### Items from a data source
=-=-=-=-=

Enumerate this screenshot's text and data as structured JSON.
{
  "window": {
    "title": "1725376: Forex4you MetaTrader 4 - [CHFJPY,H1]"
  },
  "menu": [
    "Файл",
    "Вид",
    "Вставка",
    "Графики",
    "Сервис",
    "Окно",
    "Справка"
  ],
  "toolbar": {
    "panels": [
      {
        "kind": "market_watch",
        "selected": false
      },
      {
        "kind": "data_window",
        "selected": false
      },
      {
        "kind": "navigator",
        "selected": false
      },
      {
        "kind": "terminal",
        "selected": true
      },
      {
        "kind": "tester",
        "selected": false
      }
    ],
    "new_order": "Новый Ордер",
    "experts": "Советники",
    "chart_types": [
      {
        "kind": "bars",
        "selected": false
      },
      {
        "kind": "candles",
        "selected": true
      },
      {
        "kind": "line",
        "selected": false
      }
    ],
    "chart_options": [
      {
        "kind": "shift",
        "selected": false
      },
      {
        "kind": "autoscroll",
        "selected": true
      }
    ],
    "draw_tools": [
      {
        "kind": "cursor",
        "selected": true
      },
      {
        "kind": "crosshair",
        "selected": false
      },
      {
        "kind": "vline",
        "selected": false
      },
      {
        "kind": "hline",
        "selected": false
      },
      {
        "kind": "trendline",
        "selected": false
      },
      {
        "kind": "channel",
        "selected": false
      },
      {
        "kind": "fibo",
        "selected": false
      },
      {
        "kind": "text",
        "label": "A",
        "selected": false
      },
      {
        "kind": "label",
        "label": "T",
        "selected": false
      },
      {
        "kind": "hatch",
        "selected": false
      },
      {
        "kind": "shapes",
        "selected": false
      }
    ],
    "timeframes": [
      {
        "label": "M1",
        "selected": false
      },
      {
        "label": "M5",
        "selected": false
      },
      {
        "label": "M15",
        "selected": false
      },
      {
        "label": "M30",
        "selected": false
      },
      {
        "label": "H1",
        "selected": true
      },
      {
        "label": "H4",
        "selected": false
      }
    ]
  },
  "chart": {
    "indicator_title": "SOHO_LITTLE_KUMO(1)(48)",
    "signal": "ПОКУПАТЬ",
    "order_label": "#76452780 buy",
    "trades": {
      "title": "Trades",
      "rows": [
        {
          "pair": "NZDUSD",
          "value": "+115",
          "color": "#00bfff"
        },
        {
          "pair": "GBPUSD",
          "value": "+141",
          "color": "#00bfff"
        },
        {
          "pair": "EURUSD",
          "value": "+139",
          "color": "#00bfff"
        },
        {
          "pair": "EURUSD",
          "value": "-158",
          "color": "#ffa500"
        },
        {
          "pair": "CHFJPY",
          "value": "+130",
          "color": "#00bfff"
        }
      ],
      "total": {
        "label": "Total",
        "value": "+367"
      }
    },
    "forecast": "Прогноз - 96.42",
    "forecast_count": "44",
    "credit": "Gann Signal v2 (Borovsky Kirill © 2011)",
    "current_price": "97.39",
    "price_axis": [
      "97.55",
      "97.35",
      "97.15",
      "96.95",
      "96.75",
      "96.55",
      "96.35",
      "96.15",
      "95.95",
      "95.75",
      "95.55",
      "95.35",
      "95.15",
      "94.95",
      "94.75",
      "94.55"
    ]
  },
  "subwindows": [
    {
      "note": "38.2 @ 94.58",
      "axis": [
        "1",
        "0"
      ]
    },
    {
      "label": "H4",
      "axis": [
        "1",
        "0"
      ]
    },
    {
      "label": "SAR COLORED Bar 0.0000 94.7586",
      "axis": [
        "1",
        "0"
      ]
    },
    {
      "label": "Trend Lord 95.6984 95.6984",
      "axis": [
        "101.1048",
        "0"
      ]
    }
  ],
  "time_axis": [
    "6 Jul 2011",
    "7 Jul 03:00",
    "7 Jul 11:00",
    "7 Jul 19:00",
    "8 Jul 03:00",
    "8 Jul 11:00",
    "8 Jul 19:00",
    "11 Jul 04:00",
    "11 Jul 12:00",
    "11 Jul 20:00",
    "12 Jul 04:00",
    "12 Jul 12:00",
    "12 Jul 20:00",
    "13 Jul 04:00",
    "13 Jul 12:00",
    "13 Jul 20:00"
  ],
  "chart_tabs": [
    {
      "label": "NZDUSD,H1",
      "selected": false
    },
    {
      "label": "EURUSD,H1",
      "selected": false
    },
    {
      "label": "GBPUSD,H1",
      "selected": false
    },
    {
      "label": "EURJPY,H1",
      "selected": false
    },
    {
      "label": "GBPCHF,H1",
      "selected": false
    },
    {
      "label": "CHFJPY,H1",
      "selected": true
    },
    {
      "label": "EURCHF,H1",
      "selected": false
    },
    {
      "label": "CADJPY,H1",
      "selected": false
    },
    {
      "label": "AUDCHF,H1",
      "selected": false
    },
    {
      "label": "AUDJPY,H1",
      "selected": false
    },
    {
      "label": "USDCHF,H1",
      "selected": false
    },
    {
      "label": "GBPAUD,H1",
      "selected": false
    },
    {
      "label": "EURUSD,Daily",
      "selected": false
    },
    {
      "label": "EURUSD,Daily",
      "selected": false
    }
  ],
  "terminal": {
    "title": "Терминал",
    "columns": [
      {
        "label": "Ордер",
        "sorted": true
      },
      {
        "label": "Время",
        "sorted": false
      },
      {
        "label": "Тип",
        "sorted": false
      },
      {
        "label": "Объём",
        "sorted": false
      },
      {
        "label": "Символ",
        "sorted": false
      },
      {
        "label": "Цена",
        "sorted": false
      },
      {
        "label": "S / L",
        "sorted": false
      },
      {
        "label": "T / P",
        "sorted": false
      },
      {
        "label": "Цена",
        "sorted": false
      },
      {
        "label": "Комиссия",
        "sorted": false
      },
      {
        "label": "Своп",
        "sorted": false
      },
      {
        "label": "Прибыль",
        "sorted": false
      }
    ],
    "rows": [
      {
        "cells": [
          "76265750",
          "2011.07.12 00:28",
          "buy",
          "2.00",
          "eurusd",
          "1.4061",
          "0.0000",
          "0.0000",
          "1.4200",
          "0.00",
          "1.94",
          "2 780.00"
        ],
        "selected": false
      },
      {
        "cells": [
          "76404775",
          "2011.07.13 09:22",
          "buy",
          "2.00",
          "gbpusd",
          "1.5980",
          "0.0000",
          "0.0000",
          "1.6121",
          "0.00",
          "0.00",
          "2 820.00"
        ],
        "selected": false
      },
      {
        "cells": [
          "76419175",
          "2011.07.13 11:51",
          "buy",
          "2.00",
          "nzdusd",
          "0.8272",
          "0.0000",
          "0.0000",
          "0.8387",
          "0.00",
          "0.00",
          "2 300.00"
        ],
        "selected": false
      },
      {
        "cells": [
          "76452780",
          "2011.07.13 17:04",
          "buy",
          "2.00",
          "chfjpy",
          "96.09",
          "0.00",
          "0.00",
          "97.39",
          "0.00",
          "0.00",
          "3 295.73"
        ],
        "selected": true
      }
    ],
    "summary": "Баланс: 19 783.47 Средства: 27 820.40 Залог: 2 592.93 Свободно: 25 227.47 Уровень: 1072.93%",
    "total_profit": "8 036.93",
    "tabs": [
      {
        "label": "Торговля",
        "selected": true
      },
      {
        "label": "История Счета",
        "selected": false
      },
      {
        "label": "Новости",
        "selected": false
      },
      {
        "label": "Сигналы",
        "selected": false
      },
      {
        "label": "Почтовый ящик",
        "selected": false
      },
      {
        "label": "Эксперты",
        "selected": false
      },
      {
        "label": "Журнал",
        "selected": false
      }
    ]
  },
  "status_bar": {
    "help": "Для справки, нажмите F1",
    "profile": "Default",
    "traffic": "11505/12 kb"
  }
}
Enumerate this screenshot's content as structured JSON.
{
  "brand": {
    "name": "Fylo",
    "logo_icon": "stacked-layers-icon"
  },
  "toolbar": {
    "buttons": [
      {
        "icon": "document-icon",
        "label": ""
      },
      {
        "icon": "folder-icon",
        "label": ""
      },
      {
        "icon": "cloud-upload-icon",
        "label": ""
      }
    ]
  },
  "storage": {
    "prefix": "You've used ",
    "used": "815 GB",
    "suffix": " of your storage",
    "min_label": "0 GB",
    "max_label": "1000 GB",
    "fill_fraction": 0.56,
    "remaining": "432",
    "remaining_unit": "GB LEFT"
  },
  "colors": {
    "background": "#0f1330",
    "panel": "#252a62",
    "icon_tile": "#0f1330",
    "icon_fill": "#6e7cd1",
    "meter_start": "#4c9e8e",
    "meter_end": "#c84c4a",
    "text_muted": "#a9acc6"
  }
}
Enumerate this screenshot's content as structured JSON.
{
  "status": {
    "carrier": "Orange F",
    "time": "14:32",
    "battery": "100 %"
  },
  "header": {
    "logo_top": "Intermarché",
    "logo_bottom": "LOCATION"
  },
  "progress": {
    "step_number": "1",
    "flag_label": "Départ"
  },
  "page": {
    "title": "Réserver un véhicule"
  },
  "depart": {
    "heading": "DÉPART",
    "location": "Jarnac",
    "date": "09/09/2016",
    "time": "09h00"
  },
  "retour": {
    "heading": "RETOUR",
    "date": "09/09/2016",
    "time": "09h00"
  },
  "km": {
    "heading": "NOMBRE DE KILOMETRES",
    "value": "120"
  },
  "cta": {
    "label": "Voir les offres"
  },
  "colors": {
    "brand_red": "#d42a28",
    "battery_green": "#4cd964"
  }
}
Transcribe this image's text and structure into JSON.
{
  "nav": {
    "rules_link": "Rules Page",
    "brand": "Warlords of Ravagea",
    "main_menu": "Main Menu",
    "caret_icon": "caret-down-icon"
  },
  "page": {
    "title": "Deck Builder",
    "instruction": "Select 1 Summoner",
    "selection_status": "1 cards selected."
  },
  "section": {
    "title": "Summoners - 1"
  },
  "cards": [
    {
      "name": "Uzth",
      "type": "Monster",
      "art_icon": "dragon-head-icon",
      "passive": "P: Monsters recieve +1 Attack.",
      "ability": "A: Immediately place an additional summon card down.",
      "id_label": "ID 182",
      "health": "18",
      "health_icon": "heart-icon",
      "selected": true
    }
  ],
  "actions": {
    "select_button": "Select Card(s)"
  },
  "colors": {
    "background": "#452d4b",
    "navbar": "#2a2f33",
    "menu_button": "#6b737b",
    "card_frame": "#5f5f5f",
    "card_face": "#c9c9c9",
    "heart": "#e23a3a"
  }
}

=-=-=-=-=

### What to produce
Look for lines containing the string "heading" and copy them all.

### Solved exercise
    "heading": "DÉPART",
    "heading": "RETOUR",
    "heading": "NOMBRE DE KILOMETRES",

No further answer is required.